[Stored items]
══════

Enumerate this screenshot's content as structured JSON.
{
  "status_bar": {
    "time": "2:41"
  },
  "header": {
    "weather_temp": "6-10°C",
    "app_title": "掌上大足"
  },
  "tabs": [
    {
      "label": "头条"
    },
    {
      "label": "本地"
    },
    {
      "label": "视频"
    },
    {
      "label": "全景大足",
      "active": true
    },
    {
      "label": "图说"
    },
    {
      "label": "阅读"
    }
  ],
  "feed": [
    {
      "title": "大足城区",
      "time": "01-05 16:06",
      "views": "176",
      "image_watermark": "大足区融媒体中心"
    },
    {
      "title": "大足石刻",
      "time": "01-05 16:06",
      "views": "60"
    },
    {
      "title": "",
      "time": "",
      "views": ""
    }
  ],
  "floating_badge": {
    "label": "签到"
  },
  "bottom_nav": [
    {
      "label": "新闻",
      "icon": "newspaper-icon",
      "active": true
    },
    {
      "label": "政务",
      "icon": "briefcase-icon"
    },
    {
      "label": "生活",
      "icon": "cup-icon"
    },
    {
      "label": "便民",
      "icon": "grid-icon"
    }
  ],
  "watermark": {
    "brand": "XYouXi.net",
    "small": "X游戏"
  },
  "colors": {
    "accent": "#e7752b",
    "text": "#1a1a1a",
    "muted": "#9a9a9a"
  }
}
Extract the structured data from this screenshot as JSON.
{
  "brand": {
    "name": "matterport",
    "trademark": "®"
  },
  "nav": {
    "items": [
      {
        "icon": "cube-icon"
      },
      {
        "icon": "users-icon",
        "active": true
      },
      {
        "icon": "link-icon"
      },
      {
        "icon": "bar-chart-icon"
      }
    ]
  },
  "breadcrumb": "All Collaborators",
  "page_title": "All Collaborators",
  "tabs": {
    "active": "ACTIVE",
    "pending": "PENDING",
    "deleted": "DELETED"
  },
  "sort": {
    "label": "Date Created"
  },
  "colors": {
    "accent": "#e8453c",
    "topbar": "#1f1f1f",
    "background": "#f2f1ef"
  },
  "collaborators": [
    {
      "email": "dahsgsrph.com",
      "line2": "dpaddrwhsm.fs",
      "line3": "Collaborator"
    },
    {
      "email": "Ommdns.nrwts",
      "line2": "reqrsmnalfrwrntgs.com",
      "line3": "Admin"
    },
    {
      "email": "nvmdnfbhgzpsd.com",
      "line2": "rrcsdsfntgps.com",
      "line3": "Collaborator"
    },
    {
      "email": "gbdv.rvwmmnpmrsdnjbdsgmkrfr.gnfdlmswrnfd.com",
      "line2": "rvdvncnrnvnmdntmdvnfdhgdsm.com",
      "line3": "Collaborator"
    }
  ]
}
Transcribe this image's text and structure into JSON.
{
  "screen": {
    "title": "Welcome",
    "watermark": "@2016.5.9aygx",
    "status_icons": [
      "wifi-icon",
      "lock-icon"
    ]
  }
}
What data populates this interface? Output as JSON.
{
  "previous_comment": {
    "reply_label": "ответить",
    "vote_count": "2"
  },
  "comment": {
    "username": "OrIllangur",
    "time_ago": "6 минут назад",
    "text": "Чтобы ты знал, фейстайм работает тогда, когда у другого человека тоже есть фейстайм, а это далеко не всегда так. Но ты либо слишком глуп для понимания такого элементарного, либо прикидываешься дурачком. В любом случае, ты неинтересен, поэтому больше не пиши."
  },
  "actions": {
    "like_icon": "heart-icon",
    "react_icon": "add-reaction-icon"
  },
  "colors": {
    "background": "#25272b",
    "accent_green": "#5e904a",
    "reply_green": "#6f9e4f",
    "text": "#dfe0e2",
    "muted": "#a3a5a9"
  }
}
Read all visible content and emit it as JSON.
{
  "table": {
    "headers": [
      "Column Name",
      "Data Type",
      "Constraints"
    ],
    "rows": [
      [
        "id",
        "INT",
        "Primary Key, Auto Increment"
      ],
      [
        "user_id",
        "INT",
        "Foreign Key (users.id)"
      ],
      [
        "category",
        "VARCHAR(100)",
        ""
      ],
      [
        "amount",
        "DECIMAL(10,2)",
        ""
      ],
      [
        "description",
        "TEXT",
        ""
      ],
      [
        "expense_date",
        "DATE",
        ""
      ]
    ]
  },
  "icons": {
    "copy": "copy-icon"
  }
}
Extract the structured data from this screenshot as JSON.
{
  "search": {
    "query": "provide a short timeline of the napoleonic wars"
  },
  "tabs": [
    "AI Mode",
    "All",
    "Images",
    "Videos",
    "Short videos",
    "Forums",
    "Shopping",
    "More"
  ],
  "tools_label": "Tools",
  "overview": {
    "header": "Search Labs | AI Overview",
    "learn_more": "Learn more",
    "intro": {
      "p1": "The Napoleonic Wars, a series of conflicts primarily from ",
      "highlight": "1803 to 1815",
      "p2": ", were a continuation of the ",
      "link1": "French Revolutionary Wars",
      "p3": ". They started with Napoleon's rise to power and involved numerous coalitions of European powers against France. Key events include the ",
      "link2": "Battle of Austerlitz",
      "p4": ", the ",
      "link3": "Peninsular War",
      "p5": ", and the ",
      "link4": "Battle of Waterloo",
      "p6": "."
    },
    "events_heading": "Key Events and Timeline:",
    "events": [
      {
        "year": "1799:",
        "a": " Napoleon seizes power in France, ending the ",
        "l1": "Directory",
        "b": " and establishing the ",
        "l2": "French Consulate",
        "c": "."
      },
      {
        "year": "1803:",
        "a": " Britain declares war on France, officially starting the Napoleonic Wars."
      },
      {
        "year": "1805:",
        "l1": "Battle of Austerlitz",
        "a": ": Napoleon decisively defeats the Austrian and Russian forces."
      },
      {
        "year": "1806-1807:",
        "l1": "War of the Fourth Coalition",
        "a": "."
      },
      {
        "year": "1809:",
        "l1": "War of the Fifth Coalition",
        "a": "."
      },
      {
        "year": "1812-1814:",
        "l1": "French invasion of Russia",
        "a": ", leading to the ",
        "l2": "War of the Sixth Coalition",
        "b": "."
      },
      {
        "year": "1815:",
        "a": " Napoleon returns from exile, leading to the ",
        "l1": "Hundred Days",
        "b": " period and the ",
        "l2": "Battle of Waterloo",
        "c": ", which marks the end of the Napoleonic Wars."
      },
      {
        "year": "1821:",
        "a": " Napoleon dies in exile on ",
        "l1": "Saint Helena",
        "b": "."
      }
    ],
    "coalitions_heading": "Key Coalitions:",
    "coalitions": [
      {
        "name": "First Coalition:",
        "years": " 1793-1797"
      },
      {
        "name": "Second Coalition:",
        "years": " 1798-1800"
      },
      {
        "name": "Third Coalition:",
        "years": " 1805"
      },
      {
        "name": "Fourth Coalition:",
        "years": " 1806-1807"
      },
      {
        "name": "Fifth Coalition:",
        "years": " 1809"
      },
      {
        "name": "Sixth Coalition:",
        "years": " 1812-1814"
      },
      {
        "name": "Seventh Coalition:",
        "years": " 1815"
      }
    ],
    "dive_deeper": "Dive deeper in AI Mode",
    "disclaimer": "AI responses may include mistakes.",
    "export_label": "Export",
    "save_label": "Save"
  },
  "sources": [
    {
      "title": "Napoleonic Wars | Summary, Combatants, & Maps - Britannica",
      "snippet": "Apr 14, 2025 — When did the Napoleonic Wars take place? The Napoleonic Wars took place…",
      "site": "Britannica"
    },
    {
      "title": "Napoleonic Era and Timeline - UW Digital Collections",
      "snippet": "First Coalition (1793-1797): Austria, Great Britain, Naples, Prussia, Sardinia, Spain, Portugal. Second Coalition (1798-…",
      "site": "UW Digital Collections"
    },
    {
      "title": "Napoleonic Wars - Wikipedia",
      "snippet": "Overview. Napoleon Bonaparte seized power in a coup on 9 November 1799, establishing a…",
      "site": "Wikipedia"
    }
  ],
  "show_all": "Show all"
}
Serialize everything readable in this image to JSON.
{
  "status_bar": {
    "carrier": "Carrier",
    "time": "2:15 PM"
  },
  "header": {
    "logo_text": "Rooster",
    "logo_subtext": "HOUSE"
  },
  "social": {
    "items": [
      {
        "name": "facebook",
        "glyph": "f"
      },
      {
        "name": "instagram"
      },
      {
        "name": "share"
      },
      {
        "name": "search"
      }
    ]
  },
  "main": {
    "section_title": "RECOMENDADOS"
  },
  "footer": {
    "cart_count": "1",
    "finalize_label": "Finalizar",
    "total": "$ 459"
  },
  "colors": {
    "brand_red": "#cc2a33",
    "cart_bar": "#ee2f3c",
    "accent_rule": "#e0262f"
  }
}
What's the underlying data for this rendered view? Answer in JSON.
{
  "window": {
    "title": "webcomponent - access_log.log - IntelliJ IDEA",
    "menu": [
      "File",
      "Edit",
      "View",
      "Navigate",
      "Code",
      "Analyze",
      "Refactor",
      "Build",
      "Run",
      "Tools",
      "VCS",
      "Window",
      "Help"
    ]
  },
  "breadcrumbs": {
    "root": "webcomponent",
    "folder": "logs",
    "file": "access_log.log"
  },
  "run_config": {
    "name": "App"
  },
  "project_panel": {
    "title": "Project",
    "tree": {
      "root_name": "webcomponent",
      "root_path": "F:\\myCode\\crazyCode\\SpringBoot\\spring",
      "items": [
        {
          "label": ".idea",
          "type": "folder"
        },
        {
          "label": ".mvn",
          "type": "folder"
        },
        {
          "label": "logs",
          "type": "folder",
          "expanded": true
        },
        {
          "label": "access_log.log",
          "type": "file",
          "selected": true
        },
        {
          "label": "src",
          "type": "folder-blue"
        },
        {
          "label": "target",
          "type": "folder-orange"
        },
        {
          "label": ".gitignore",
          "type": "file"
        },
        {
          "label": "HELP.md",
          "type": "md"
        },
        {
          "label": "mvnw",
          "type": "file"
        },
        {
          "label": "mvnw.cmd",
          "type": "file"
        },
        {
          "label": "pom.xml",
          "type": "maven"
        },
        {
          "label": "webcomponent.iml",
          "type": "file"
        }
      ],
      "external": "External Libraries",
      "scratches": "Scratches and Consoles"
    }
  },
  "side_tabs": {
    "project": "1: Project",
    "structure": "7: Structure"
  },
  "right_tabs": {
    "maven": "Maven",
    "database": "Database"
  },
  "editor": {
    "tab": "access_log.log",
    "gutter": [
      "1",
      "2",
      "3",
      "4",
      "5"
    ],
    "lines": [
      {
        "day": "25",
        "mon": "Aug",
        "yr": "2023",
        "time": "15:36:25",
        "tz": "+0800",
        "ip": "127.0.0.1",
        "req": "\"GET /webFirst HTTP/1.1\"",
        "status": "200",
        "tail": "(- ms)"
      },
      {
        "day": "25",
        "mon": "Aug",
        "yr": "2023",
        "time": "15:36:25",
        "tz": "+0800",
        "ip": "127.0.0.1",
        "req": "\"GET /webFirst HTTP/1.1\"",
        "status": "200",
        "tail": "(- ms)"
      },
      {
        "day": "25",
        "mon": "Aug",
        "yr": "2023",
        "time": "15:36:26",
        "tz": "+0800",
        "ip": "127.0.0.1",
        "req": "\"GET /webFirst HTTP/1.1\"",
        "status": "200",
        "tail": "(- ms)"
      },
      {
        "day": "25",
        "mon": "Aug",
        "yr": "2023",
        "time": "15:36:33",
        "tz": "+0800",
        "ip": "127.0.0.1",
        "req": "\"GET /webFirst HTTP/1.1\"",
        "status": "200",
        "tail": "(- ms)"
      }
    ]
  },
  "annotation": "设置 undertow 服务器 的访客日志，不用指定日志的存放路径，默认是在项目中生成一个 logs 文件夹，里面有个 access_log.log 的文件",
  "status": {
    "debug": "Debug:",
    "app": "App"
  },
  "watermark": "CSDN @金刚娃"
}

══════

WHAT THE TASK ASKS: Report how many lines in the records hold the word "logs", giving the number and nothing else.

FINAL RESULT: 3